#### Task description:
Identify the lines that contain the string "name", then copy each of them.

#### Material supplied:

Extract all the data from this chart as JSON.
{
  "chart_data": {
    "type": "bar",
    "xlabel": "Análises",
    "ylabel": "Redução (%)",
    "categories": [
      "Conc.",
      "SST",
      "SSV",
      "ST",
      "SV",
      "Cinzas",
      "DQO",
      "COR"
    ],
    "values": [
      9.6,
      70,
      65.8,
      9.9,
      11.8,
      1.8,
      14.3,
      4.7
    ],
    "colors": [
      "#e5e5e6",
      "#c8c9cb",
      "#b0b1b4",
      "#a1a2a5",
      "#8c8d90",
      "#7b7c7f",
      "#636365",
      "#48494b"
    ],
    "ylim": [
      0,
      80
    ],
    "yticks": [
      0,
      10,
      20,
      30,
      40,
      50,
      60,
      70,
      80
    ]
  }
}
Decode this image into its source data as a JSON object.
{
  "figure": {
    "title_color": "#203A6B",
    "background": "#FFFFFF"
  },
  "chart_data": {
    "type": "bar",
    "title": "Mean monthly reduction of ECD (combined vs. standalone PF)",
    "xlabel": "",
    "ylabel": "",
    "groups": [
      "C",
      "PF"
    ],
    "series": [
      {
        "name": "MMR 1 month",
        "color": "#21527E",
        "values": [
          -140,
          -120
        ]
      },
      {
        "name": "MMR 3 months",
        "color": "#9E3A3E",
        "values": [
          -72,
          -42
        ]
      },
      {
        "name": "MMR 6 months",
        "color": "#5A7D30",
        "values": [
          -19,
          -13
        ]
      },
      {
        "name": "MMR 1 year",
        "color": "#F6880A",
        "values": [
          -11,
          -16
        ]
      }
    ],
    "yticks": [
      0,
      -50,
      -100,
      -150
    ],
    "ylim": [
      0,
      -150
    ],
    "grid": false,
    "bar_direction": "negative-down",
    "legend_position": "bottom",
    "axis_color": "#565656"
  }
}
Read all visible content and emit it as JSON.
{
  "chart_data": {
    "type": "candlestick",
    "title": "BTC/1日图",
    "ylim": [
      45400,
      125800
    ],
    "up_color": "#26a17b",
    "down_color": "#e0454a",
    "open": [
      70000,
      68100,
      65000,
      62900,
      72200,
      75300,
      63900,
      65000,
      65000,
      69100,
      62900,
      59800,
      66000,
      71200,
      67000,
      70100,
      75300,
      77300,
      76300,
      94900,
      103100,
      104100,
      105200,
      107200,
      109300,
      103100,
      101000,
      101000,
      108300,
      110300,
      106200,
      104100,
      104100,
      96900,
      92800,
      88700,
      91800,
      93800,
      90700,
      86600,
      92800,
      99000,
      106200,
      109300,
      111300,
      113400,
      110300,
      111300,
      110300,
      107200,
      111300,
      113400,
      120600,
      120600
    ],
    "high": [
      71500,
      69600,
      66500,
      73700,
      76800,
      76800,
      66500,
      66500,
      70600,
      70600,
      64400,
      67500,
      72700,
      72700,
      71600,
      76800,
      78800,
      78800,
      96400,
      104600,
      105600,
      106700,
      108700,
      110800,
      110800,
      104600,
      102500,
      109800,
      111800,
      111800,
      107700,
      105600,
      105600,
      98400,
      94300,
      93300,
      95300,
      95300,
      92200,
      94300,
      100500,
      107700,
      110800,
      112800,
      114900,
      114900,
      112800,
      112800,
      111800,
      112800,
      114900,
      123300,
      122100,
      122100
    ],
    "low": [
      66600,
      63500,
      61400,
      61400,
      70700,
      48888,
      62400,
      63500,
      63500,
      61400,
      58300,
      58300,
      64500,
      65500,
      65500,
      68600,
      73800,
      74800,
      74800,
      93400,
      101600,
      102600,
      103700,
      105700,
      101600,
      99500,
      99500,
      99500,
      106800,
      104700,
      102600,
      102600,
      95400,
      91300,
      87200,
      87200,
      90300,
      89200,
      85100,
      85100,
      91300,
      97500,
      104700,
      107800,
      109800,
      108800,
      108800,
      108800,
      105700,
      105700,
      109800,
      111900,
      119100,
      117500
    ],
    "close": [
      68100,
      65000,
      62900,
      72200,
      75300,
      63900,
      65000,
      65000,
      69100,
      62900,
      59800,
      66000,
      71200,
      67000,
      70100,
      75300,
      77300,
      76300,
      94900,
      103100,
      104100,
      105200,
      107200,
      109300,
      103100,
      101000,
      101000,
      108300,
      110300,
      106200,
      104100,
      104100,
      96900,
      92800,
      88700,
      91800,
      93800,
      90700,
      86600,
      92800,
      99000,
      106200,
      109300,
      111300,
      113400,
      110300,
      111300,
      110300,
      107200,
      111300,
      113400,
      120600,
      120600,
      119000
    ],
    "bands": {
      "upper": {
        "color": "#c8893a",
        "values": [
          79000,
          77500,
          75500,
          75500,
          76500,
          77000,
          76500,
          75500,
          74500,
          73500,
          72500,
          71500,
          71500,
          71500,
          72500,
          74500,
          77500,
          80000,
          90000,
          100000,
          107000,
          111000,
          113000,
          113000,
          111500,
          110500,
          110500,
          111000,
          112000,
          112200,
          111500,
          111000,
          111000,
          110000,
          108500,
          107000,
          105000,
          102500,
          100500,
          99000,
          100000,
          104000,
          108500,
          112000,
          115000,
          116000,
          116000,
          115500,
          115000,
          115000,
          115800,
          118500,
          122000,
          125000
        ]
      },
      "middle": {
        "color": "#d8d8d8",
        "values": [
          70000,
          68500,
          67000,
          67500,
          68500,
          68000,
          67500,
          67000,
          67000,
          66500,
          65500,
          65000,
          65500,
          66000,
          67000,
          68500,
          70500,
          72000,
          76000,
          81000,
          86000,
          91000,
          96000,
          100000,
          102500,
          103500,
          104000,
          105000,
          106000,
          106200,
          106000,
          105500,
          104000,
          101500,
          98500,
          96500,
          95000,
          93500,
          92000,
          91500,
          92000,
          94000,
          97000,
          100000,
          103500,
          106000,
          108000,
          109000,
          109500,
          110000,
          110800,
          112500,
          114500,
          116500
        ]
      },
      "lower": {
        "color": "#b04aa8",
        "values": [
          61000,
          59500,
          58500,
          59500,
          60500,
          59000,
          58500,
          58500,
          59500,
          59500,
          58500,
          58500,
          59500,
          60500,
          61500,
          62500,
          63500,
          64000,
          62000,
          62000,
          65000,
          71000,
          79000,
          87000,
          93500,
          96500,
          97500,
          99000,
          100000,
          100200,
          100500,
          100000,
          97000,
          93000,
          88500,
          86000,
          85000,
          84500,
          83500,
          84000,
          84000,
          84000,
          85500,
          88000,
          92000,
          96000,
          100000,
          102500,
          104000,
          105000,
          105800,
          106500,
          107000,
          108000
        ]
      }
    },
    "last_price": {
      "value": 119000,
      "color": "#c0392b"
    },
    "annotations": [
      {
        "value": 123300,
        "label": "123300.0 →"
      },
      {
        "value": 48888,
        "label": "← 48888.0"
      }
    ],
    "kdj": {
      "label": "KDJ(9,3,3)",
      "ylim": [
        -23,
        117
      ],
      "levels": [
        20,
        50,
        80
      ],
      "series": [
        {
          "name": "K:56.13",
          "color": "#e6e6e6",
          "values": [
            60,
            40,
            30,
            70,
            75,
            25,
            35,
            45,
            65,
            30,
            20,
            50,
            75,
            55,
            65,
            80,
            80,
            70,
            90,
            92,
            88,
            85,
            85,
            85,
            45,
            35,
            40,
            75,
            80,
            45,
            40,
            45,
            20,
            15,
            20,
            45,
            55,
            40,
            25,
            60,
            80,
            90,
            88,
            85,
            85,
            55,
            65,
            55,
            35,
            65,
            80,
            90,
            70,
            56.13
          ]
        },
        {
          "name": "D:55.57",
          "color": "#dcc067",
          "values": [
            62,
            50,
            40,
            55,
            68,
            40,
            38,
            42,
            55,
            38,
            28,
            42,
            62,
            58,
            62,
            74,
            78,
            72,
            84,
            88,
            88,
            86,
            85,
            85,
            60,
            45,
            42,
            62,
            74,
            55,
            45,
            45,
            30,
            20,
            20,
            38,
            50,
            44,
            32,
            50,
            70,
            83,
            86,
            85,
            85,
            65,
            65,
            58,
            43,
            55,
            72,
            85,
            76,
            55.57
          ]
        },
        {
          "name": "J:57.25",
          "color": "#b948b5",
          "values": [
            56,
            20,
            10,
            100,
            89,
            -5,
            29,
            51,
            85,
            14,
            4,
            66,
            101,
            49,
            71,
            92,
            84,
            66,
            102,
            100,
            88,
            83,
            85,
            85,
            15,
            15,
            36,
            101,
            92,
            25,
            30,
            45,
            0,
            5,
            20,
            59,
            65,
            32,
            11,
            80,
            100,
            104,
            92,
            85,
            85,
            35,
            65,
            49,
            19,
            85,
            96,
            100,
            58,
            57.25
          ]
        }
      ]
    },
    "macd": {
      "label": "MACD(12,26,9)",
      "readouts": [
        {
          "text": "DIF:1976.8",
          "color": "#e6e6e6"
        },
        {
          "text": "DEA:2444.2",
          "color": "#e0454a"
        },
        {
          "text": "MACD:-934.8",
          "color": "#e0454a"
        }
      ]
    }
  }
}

#### Answer for the task:
        "name": "MMR 1 month",
        "name": "MMR 3 months",
        "name": "MMR 6 months",
        "name": "MMR 1 year",
          "name": "K:56.13",
          "name": "D:55.57",
          "name": "J:57.25",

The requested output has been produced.